### GIVEN PROBLEM
What is the number of lines holding the word "накопительную"? Write that number and nothing else.

### MATERIAL TO PROCESS
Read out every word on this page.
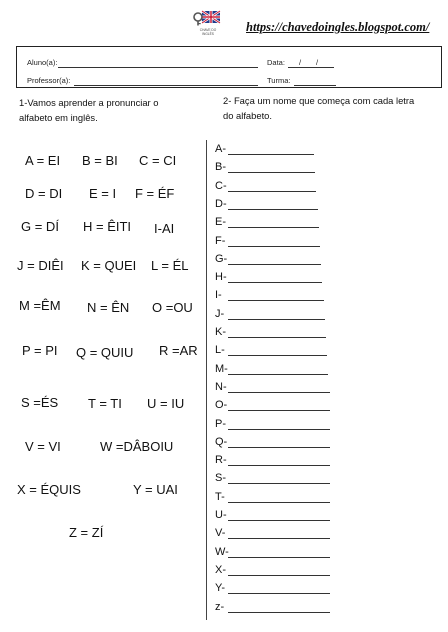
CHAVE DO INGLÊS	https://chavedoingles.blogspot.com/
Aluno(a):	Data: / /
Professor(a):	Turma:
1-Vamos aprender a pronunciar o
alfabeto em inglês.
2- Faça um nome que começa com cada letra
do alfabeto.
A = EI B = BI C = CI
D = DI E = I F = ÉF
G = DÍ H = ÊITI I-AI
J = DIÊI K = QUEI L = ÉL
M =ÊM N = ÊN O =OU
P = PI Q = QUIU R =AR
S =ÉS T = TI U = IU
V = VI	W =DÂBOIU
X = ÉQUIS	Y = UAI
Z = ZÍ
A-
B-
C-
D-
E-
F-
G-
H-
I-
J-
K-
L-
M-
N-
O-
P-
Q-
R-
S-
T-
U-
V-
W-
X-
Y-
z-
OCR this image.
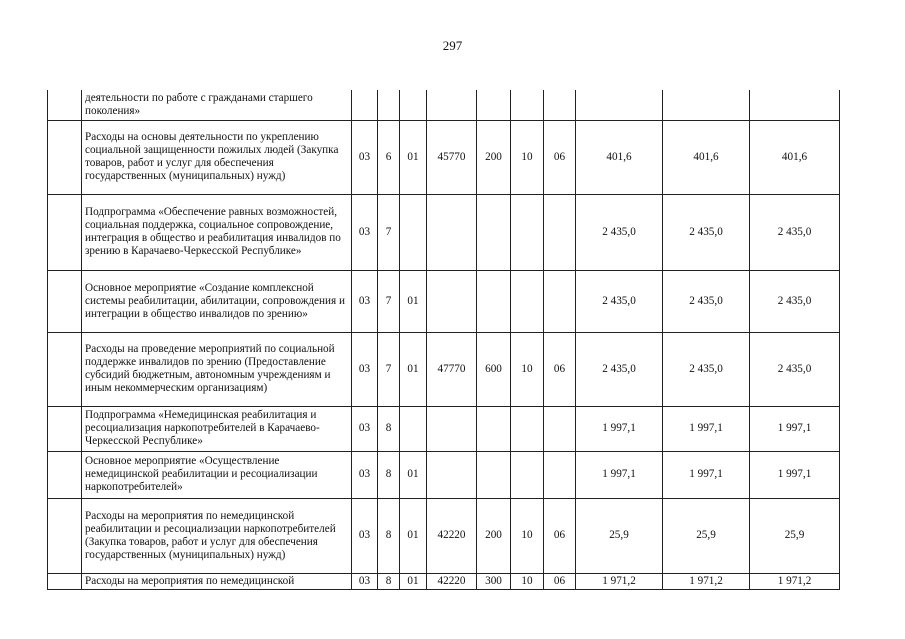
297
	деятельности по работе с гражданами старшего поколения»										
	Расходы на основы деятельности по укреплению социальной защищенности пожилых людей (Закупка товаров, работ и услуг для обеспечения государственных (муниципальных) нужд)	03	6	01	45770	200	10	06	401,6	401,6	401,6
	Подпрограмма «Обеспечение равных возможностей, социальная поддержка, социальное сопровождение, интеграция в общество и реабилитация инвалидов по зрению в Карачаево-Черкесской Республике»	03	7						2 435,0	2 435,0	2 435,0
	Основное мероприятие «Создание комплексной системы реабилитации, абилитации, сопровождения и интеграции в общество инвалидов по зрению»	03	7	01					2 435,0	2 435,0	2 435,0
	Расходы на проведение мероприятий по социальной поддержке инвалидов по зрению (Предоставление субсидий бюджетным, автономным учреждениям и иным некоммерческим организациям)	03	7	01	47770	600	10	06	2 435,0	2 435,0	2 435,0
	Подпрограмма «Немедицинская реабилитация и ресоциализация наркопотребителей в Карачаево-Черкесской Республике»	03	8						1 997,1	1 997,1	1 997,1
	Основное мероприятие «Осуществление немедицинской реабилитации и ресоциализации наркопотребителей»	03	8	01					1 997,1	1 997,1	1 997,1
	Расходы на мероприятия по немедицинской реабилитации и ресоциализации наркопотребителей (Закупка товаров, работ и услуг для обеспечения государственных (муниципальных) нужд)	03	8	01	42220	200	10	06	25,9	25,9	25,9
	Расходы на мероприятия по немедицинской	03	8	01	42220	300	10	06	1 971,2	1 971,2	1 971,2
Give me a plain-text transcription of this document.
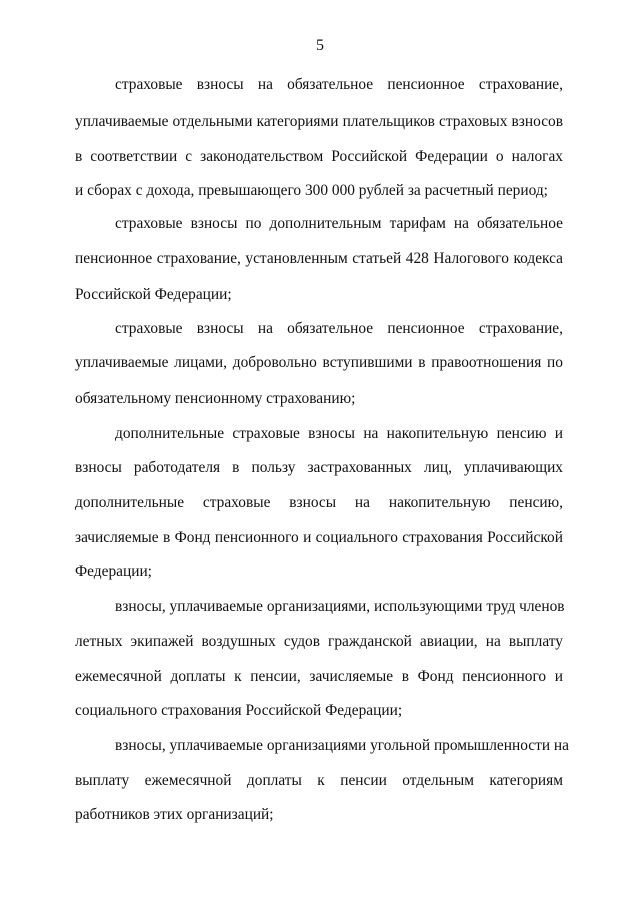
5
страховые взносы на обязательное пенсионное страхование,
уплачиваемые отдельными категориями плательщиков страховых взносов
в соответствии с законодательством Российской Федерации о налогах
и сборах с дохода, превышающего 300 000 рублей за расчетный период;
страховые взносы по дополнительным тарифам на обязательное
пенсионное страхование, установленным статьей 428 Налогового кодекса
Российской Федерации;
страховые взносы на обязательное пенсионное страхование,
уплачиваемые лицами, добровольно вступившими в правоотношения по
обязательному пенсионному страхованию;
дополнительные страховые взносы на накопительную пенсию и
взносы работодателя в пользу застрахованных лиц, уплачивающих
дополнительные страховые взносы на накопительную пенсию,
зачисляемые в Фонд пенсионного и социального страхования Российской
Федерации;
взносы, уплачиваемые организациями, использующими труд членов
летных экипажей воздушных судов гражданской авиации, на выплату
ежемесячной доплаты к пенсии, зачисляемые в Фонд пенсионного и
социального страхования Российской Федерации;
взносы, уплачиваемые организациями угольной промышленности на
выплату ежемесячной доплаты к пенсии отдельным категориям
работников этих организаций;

* * *

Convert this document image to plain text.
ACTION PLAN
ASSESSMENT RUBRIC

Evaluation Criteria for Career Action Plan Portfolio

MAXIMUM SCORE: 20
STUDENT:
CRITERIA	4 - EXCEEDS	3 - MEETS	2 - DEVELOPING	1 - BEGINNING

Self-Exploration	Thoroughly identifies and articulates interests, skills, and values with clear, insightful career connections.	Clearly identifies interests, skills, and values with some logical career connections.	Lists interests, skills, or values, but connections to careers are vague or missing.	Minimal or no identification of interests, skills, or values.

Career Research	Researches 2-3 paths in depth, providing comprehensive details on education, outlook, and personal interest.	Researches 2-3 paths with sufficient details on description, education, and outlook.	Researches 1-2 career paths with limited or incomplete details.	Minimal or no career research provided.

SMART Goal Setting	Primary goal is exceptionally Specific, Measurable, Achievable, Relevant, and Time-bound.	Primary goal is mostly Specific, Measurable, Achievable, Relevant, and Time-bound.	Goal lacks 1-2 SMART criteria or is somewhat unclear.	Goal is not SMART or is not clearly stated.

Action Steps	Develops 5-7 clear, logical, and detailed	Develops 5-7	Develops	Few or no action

* * *

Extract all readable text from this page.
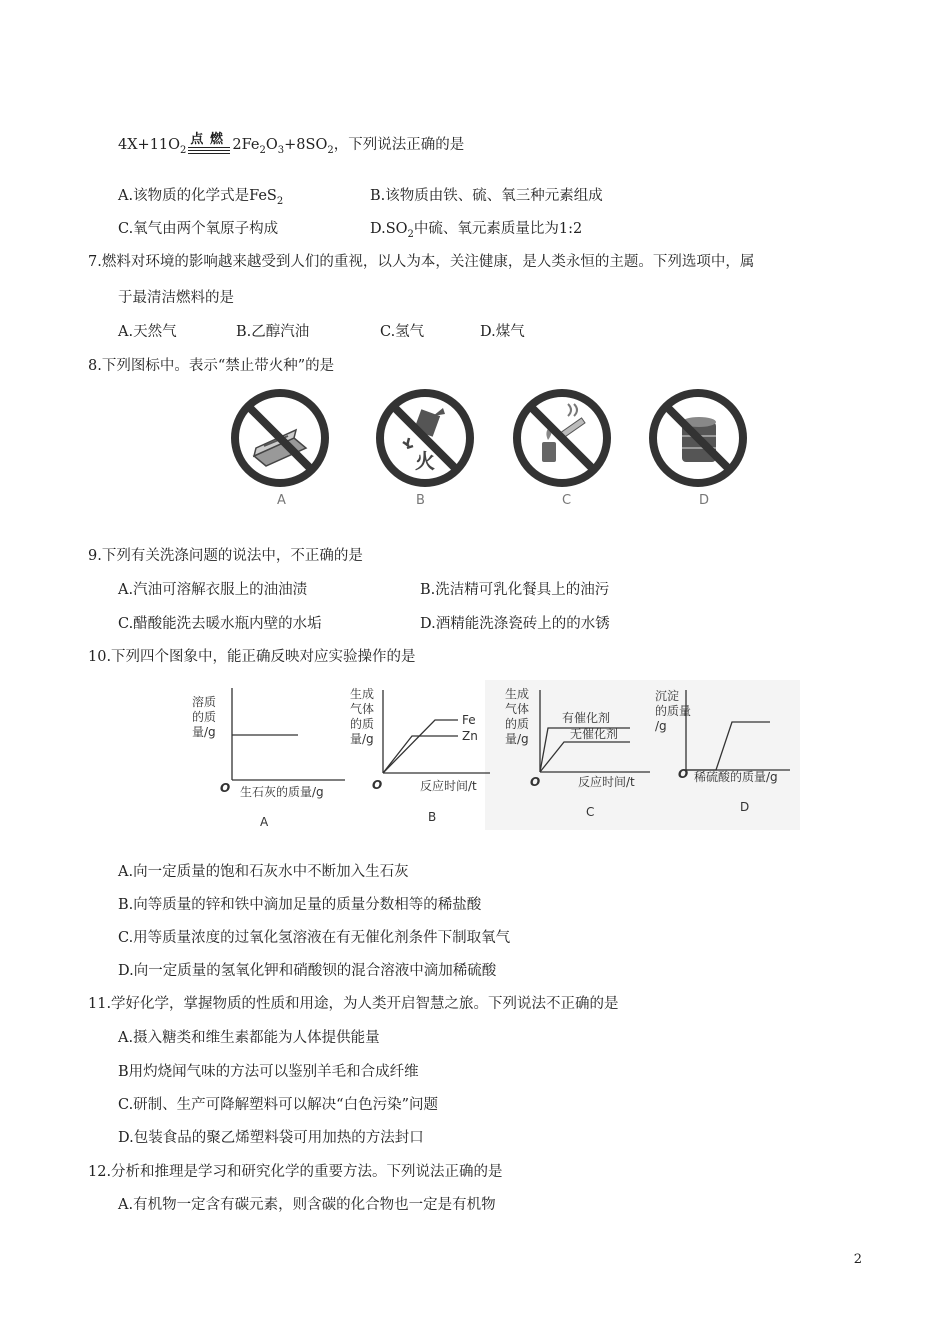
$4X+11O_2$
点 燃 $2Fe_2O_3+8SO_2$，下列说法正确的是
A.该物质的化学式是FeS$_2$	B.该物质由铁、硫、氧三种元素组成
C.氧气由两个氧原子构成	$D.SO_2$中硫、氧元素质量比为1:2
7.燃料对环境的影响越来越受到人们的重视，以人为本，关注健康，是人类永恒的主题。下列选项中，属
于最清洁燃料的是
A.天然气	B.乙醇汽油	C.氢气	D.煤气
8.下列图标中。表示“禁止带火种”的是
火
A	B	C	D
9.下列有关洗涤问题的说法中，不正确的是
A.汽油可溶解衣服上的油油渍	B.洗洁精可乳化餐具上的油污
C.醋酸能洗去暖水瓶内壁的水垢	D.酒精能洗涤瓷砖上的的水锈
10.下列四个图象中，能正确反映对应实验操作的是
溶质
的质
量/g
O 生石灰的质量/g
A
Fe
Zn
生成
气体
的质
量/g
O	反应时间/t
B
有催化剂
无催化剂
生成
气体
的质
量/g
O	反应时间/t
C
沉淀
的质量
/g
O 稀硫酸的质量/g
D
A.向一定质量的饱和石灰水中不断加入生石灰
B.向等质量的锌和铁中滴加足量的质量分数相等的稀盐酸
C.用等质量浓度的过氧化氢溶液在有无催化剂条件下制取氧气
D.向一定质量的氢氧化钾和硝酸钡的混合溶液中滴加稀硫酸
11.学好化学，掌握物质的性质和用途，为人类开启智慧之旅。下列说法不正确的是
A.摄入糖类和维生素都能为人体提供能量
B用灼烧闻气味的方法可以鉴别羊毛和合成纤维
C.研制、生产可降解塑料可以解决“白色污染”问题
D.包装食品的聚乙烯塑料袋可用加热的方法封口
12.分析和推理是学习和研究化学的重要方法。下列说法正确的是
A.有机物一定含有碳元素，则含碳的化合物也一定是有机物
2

### FINISHED ANSWER
2